Written task:
Give only the number of lines in the listing below where the string "alan" occurs.

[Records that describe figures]
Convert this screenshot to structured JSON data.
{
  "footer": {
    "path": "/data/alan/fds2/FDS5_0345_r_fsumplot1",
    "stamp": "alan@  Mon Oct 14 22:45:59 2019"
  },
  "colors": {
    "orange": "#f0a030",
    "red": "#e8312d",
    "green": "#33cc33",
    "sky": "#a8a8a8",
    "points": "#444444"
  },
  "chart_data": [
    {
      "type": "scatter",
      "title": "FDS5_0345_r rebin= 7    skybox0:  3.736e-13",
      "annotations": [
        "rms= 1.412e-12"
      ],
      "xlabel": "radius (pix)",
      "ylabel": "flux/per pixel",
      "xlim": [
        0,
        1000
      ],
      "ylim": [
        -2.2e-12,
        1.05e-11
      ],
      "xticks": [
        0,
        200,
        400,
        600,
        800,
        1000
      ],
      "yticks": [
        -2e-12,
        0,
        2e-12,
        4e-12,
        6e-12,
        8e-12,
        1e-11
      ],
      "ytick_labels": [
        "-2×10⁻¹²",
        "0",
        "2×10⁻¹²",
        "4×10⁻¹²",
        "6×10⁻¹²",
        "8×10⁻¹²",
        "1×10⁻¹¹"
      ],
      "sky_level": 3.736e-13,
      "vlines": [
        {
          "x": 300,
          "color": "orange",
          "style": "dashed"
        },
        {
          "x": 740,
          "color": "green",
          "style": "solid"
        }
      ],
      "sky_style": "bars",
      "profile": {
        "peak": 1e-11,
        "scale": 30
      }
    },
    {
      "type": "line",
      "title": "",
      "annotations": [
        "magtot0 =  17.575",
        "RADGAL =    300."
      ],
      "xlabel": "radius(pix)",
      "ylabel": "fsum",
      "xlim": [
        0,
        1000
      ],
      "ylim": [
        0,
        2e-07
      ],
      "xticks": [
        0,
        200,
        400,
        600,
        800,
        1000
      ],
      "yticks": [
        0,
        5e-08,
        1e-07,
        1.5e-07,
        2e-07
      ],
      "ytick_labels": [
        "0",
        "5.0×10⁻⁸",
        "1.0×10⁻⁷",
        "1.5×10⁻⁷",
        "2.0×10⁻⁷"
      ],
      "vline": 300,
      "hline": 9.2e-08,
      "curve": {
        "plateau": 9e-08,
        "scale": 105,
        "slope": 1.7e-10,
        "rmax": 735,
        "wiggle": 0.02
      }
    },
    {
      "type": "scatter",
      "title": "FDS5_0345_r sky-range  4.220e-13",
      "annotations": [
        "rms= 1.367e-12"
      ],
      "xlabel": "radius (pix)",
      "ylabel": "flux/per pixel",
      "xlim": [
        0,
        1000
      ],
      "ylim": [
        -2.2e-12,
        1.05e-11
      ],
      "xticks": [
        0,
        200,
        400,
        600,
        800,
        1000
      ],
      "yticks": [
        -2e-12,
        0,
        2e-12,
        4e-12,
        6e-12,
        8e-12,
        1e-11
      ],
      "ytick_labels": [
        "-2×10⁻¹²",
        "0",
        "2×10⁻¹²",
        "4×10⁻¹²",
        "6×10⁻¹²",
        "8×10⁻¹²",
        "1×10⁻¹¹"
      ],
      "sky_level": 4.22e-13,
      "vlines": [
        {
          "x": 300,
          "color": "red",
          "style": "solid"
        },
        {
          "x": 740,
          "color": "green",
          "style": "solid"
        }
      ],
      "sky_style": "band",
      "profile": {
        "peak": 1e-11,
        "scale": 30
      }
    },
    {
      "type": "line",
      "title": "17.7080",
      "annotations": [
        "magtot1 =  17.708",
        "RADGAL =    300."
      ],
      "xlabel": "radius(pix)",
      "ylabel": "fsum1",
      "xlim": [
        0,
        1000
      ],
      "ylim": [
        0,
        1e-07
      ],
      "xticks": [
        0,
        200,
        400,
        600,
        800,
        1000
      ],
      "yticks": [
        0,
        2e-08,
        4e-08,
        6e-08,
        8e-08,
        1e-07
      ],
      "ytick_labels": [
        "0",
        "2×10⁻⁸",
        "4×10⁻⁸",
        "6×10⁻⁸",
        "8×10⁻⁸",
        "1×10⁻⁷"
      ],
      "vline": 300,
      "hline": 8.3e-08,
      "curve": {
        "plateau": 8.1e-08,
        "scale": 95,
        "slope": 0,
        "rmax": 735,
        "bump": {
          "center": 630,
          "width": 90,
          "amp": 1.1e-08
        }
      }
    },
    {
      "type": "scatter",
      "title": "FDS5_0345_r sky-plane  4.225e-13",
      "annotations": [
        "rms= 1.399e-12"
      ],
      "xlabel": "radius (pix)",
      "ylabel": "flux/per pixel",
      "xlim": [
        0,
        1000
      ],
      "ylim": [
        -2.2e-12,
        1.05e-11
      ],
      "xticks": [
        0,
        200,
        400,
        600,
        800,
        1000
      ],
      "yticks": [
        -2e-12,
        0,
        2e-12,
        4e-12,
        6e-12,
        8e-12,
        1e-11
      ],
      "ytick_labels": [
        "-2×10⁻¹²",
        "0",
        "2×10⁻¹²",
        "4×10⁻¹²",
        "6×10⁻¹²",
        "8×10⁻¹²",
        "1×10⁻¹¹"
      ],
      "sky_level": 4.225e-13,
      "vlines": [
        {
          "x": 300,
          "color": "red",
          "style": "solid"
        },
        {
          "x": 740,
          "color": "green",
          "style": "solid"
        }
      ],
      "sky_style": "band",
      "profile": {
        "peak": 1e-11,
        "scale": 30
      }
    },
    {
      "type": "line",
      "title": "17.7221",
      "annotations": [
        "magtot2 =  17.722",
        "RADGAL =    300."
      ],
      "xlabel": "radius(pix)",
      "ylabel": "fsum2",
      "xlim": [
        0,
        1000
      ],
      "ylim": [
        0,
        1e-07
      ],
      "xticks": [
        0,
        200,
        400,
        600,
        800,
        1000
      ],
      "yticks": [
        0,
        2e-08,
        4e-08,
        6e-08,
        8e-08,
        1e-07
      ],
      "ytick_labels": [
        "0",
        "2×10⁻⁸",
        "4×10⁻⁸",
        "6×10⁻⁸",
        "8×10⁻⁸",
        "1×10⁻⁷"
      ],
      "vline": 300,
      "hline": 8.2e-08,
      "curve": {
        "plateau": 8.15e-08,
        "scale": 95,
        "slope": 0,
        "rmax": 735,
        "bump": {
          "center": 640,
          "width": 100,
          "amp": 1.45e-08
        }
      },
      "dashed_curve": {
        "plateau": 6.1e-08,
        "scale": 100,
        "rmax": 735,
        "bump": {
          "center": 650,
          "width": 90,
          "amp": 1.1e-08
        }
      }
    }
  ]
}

The response:
2